§ **Provided information**

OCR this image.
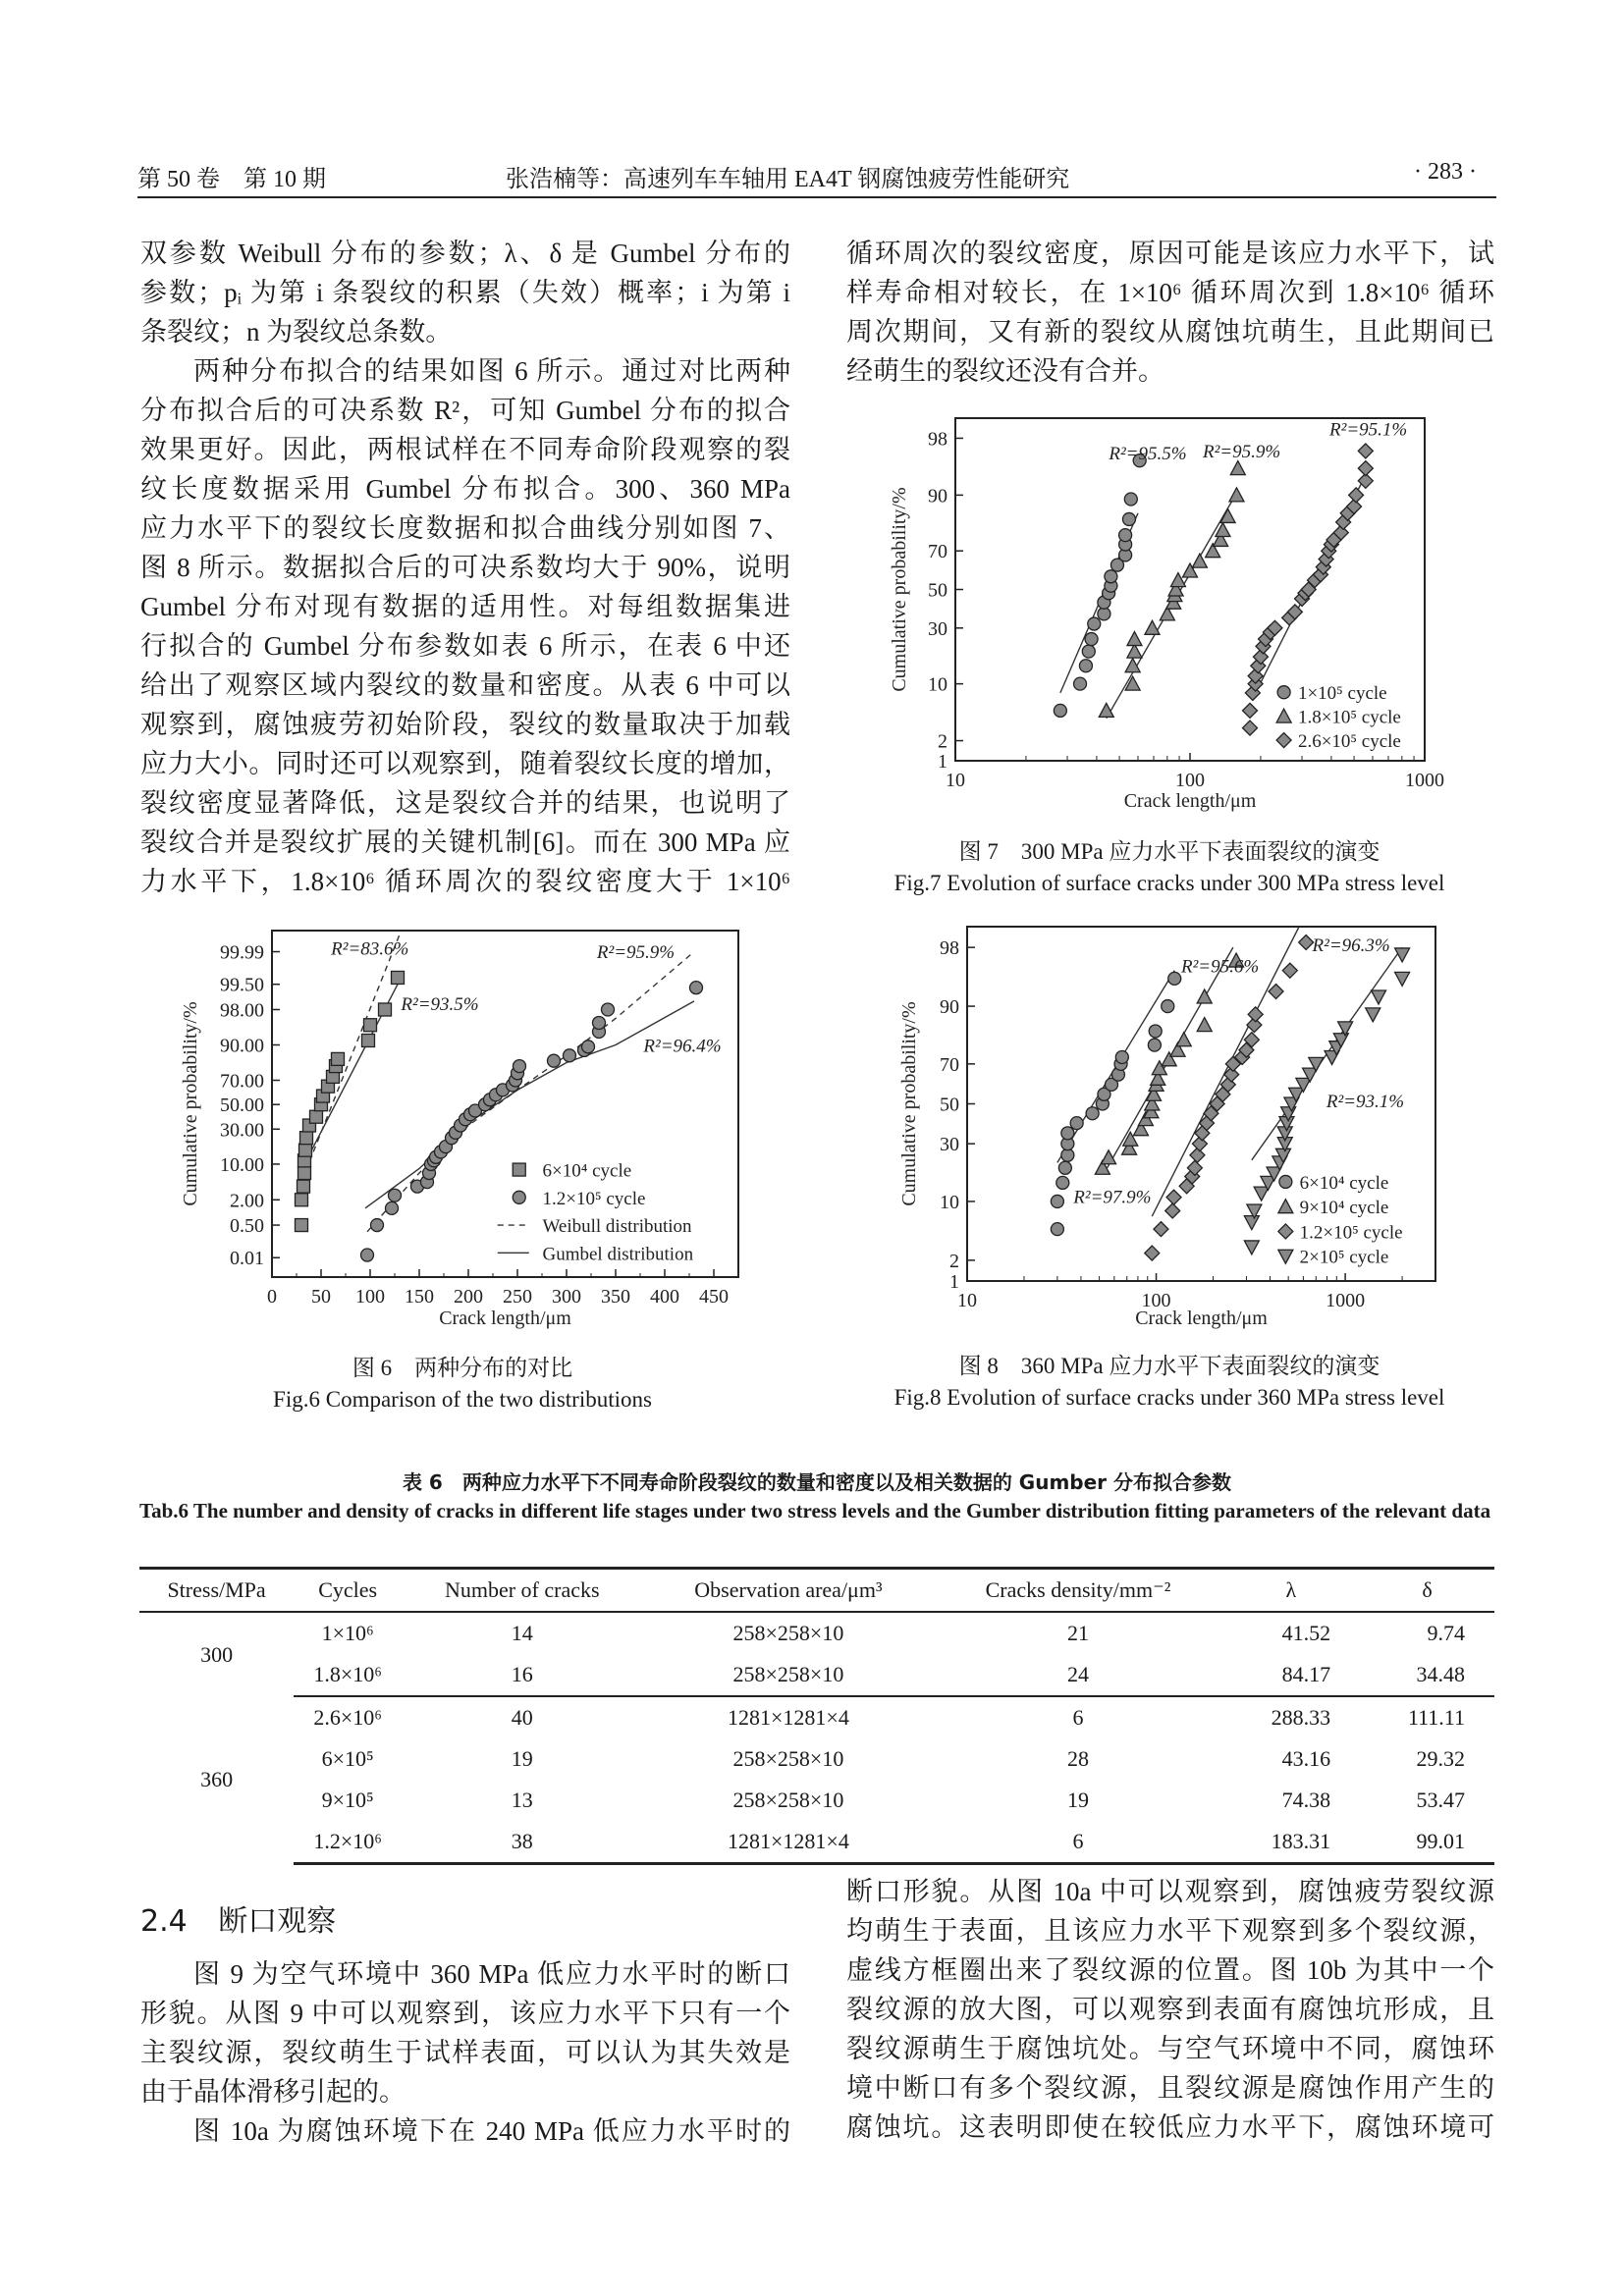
第 50 卷　第 10 期	张浩楠等：高速列车车轴用 EA4T 钢腐蚀疲劳性能研究	· 283 ·
双参数 Weibull 分布的参数；λ、δ 是 Gumbel 分布的
参数；pᵢ 为第 i 条裂纹的积累（失效）概率；i 为第 i
条裂纹；n 为裂纹总条数。
两种分布拟合的结果如图 6 所示。通过对比两种
分布拟合后的可决系数 R²，可知 Gumbel 分布的拟合
效果更好。因此，两根试样在不同寿命阶段观察的裂
纹长度数据采用 Gumbel 分布拟合。300、360 MPa
应力水平下的裂纹长度数据和拟合曲线分别如图 7、
图 8 所示。数据拟合后的可决系数均大于 90%，说明
Gumbel 分布对现有数据的适用性。对每组数据集进
行拟合的 Gumbel 分布参数如表 6 所示，在表 6 中还
给出了观察区域内裂纹的数量和密度。从表 6 中可以
观察到，腐蚀疲劳初始阶段，裂纹的数量取决于加载
应力大小。同时还可以观察到，随着裂纹长度的增加，
裂纹密度显著降低，这是裂纹合并的结果，也说明了
裂纹合并是裂纹扩展的关键机制[6]。而在 300 MPa 应
力水平下，1.8×10⁶ 循环周次的裂纹密度大于 1×10⁶
循环周次的裂纹密度，原因可能是该应力水平下，试
样寿命相对较长，在 1×10⁶ 循环周次到 1.8×10⁶ 循环
周次期间，又有新的裂纹从腐蚀坑萌生，且此期间已
经萌生的裂纹还没有合并。
0 50 100 150 200 250 300 350 400 450
99.99
99.50
98.00
90.00
70.00
50.00
30.00
10.00
2.00
0.50
0.01
Crack length/μm
Cumulative probability/%
R²=83.6%
R²=93.5%
R²=95.9%
R²=96.4%
6×10⁴ cycle
1.2×10⁵ cycle
Weibull distribution
Gumbel distribution
10	100	1000
1
2
10
30
50
70
90
98
Crack length/μm
Cumulative probability/%
R²=95.5% R²=95.9%
R²=95.1%
1×10⁵ cycle
1.8×10⁵ cycle
2.6×10⁵ cycle
10	100	1000
1
2
10
30
50
70
90
98
Crack length/μm
Cumulative probability/%
R²=95.6%
R²=96.3%
R²=93.1%
R²=97.9%
6×10⁴ cycle
9×10⁴ cycle
1.2×10⁵ cycle
2×10⁵ cycle
图 6　两种分布的对比
Fig.6 Comparison of the two distributions
图 7　300 MPa 应力水平下表面裂纹的演变
Fig.7 Evolution of surface cracks under 300 MPa stress level
图 8　360 MPa 应力水平下表面裂纹的演变
Fig.8 Evolution of surface cracks under 360 MPa stress level
表 6　两种应力水平下不同寿命阶段裂纹的数量和密度以及相关数据的 Gumber 分布拟合参数
Tab.6 The number and density of cracks in different life stages under two stress levels and the Gumber distribution fitting parameters of the relevant data
Stress/MPa	Cycles	Number of cracks	Observation area/μm³	Cracks density/mm⁻²	λ	δ
300	1×10⁶	14	258×258×10	21	41.52	9.74
	1.8×10⁶	16	258×258×10	24	84.17	34.48
360	2.6×10⁶	40	1281×1281×4	6	288.33	111.11
	6×10⁵	19	258×258×10	28	43.16	29.32
	9×10⁵	13	258×258×10	19	74.38	53.47
	1.2×10⁶	38	1281×1281×4	6	183.31	99.01
2.4 断口观察
图 9 为空气环境中 360 MPa 低应力水平时的断口
形貌。从图 9 中可以观察到，该应力水平下只有一个
主裂纹源，裂纹萌生于试样表面，可以认为其失效是
由于晶体滑移引起的。
图 10a 为腐蚀环境下在 240 MPa 低应力水平时的
断口形貌。从图 10a 中可以观察到，腐蚀疲劳裂纹源
均萌生于表面，且该应力水平下观察到多个裂纹源，
虚线方框圈出来了裂纹源的位置。图 10b 为其中一个
裂纹源的放大图，可以观察到表面有腐蚀坑形成，且
裂纹源萌生于腐蚀坑处。与空气环境中不同，腐蚀环
境中断口有多个裂纹源，且裂纹源是腐蚀作用产生的
腐蚀坑。这表明即使在较低应力水平下，腐蚀环境可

§ **Written problem**
Make an exact copy of all the material, but keep the pictures out of it.

§ **Worked answer**
OCR this image.
第 50 卷　第 10 期	张浩楠等：高速列车车轴用 EA4T 钢腐蚀疲劳性能研究	· 283 ·
双参数 Weibull 分布的参数；λ、δ 是 Gumbel 分布的
参数；pᵢ 为第 i 条裂纹的积累（失效）概率；i 为第 i
条裂纹；n 为裂纹总条数。
两种分布拟合的结果如图 6 所示。通过对比两种
分布拟合后的可决系数 R²，可知 Gumbel 分布的拟合
效果更好。因此，两根试样在不同寿命阶段观察的裂
纹长度数据采用 Gumbel 分布拟合。300、360 MPa
应力水平下的裂纹长度数据和拟合曲线分别如图 7、
图 8 所示。数据拟合后的可决系数均大于 90%，说明
Gumbel 分布对现有数据的适用性。对每组数据集进
行拟合的 Gumbel 分布参数如表 6 所示，在表 6 中还
给出了观察区域内裂纹的数量和密度。从表 6 中可以
观察到，腐蚀疲劳初始阶段，裂纹的数量取决于加载
应力大小。同时还可以观察到，随着裂纹长度的增加，
裂纹密度显著降低，这是裂纹合并的结果，也说明了
裂纹合并是裂纹扩展的关键机制[6]。而在 300 MPa 应
力水平下，1.8×10⁶ 循环周次的裂纹密度大于 1×10⁶
循环周次的裂纹密度，原因可能是该应力水平下，试
样寿命相对较长，在 1×10⁶ 循环周次到 1.8×10⁶ 循环
周次期间，又有新的裂纹从腐蚀坑萌生，且此期间已
经萌生的裂纹还没有合并。
0 50 100 150 200 250 300 350 400 450
99.99
99.50
98.00
90.00
70.00
50.00
30.00
10.00
2.00
0.50
0.01
Crack length/μm
Cumulative probability/%
R²=83.6%
R²=93.5%
R²=95.9%
R²=96.4%
6×10⁴ cycle
1.2×10⁵ cycle
Weibull distribution
Gumbel distribution
10	100	1000
1
2
10
30
50
70
90
98
Crack length/μm
Cumulative probability/%
R²=95.5% R²=95.9%
R²=95.1%
1×10⁵ cycle
1.8×10⁵ cycle
2.6×10⁵ cycle
10	100	1000
1
2
10
30
50
70
90
98
Crack length/μm
Cumulative probability/%
R²=95.6%
R²=96.3%
R²=93.1%
R²=97.9%
6×10⁴ cycle
9×10⁴ cycle
1.2×10⁵ cycle
2×10⁵ cycle
图 6　两种分布的对比
Fig.6 Comparison of the two distributions
图 7　300 MPa 应力水平下表面裂纹的演变
Fig.7 Evolution of surface cracks under 300 MPa stress level
图 8　360 MPa 应力水平下表面裂纹的演变
Fig.8 Evolution of surface cracks under 360 MPa stress level
表 6　两种应力水平下不同寿命阶段裂纹的数量和密度以及相关数据的 Gumber 分布拟合参数
Tab.6 The number and density of cracks in different life stages under two stress levels and the Gumber distribution fitting parameters of the relevant data
Stress/MPa	Cycles	Number of cracks	Observation area/μm³	Cracks density/mm⁻²	λ	δ
300	1×10⁶	14	258×258×10	21	41.52	9.74
	1.8×10⁶	16	258×258×10	24	84.17	34.48
360	2.6×10⁶	40	1281×1281×4	6	288.33	111.11
	6×10⁵	19	258×258×10	28	43.16	29.32
	9×10⁵	13	258×258×10	19	74.38	53.47
	1.2×10⁶	38	1281×1281×4	6	183.31	99.01
2.4 断口观察
图 9 为空气环境中 360 MPa 低应力水平时的断口
形貌。从图 9 中可以观察到，该应力水平下只有一个
主裂纹源，裂纹萌生于试样表面，可以认为其失效是
由于晶体滑移引起的。
图 10a 为腐蚀环境下在 240 MPa 低应力水平时的
断口形貌。从图 10a 中可以观察到，腐蚀疲劳裂纹源
均萌生于表面，且该应力水平下观察到多个裂纹源，
虚线方框圈出来了裂纹源的位置。图 10b 为其中一个
裂纹源的放大图，可以观察到表面有腐蚀坑形成，且
裂纹源萌生于腐蚀坑处。与空气环境中不同，腐蚀环
境中断口有多个裂纹源，且裂纹源是腐蚀作用产生的
腐蚀坑。这表明即使在较低应力水平下，腐蚀环境可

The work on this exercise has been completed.